Problem statement: Images do not belong in the copy. Retype all the entries below exactly.
--- BEGIN Records supplied ---
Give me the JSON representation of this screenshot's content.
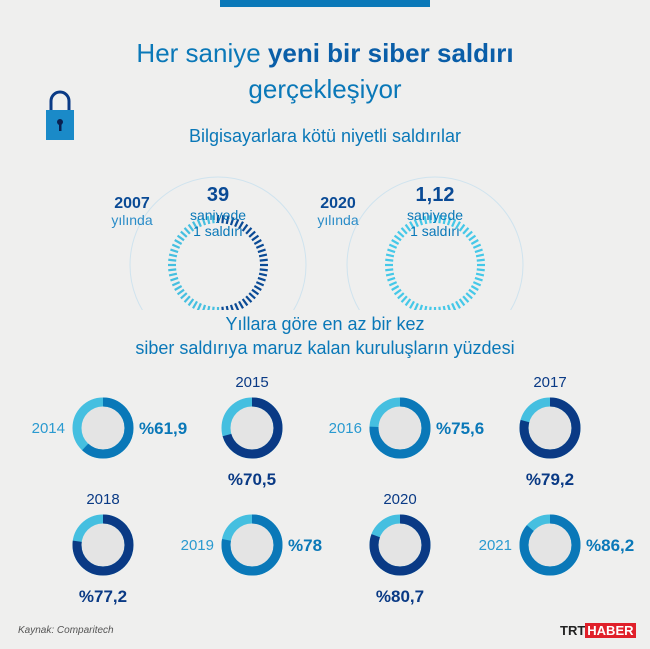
{
  "title": {
    "part1": "Her saniye ",
    "bold": "yeni bir siber saldırı",
    "line2": "gerçekleşiyor"
  },
  "attacks": {
    "subtitle": "Bilgisayarlara kötü niyetli saldırılar",
    "items": [
      {
        "year": "2007",
        "year_suffix": "yılında",
        "value": "39",
        "unit": "saniyede",
        "desc": "1 saldırı"
      },
      {
        "year": "2020",
        "year_suffix": "yılında",
        "value": "1,12",
        "unit": "saniyede",
        "desc": "1 saldırı"
      }
    ]
  },
  "chart_data": {
    "type": "pie",
    "title_line1": "Yıllara göre en az bir kez",
    "title_line2": "siber saldırıya maruz kalan kuruluşların yüzdesi",
    "categories": [
      "2014",
      "2015",
      "2016",
      "2017",
      "2018",
      "2019",
      "2020",
      "2021"
    ],
    "values": [
      61.9,
      70.5,
      75.6,
      79.2,
      77.2,
      78,
      80.7,
      86.2
    ],
    "labels": [
      "%61,9",
      "%70,5",
      "%75,6",
      "%79,2",
      "%77,2",
      "%78",
      "%80,7",
      "%86,2"
    ],
    "colors": {
      "remainder": "#45bfe0",
      "medium": "#0a78b8",
      "dark": "#0a3a85"
    }
  },
  "source": "Kaynak: Comparitech",
  "logo": {
    "trt": "TRT",
    "haber": "HABER"
  }
}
--- END Records supplied ---
Complete response:
Give me the JSON representation of this screenshot's content.
{
  "title": {
    "part1": "Her saniye ",
    "bold": "yeni bir siber saldırı",
    "line2": "gerçekleşiyor"
  },
  "attacks": {
    "subtitle": "Bilgisayarlara kötü niyetli saldırılar",
    "items": [
      {
        "year": "2007",
        "year_suffix": "yılında",
        "value": "39",
        "unit": "saniyede",
        "desc": "1 saldırı"
      },
      {
        "year": "2020",
        "year_suffix": "yılında",
        "value": "1,12",
        "unit": "saniyede",
        "desc": "1 saldırı"
      }
    ]
  },
  "chart_data": {
    "type": "pie",
    "title_line1": "Yıllara göre en az bir kez",
    "title_line2": "siber saldırıya maruz kalan kuruluşların yüzdesi",
    "categories": [
      "2014",
      "2015",
      "2016",
      "2017",
      "2018",
      "2019",
      "2020",
      "2021"
    ],
    "values": [
      61.9,
      70.5,
      75.6,
      79.2,
      77.2,
      78,
      80.7,
      86.2
    ],
    "labels": [
      "%61,9",
      "%70,5",
      "%75,6",
      "%79,2",
      "%77,2",
      "%78",
      "%80,7",
      "%86,2"
    ],
    "colors": {
      "remainder": "#45bfe0",
      "medium": "#0a78b8",
      "dark": "#0a3a85"
    }
  },
  "source": "Kaynak: Comparitech",
  "logo": {
    "trt": "TRT",
    "haber": "HABER"
  }
}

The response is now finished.